* **To do**: Each entry below must be repeated word for word.

━━━━━━

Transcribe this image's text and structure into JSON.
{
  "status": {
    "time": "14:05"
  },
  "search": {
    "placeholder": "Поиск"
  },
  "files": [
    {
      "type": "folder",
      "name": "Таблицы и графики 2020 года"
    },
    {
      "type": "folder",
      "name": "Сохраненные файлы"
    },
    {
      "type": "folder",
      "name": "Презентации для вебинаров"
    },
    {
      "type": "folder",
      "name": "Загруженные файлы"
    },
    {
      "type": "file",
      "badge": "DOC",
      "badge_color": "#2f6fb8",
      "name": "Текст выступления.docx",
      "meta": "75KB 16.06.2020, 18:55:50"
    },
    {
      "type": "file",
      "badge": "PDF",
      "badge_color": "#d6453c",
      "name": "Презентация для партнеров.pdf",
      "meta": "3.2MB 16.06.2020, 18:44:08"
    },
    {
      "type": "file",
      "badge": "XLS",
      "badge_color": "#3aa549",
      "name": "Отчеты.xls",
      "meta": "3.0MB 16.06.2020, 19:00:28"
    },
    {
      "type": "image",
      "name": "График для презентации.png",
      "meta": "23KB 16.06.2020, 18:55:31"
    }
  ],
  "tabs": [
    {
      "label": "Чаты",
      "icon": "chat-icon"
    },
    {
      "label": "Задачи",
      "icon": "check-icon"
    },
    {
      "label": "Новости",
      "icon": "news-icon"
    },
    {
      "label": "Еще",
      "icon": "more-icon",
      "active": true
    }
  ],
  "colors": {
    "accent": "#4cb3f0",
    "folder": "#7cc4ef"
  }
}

━━━━━━

* **Solution**:
Transcribe this image's text and structure into JSON.
{
  "status": {
    "time": "14:05"
  },
  "search": {
    "placeholder": "Поиск"
  },
  "files": [
    {
      "type": "folder",
      "name": "Таблицы и графики 2020 года"
    },
    {
      "type": "folder",
      "name": "Сохраненные файлы"
    },
    {
      "type": "folder",
      "name": "Презентации для вебинаров"
    },
    {
      "type": "folder",
      "name": "Загруженные файлы"
    },
    {
      "type": "file",
      "badge": "DOC",
      "badge_color": "#2f6fb8",
      "name": "Текст выступления.docx",
      "meta": "75KB 16.06.2020, 18:55:50"
    },
    {
      "type": "file",
      "badge": "PDF",
      "badge_color": "#d6453c",
      "name": "Презентация для партнеров.pdf",
      "meta": "3.2MB 16.06.2020, 18:44:08"
    },
    {
      "type": "file",
      "badge": "XLS",
      "badge_color": "#3aa549",
      "name": "Отчеты.xls",
      "meta": "3.0MB 16.06.2020, 19:00:28"
    },
    {
      "type": "image",
      "name": "График для презентации.png",
      "meta": "23KB 16.06.2020, 18:55:31"
    }
  ],
  "tabs": [
    {
      "label": "Чаты",
      "icon": "chat-icon"
    },
    {
      "label": "Задачи",
      "icon": "check-icon"
    },
    {
      "label": "Новости",
      "icon": "news-icon"
    },
    {
      "label": "Еще",
      "icon": "more-icon",
      "active": true
    }
  ],
  "colors": {
    "accent": "#4cb3f0",
    "folder": "#7cc4ef"
  }
}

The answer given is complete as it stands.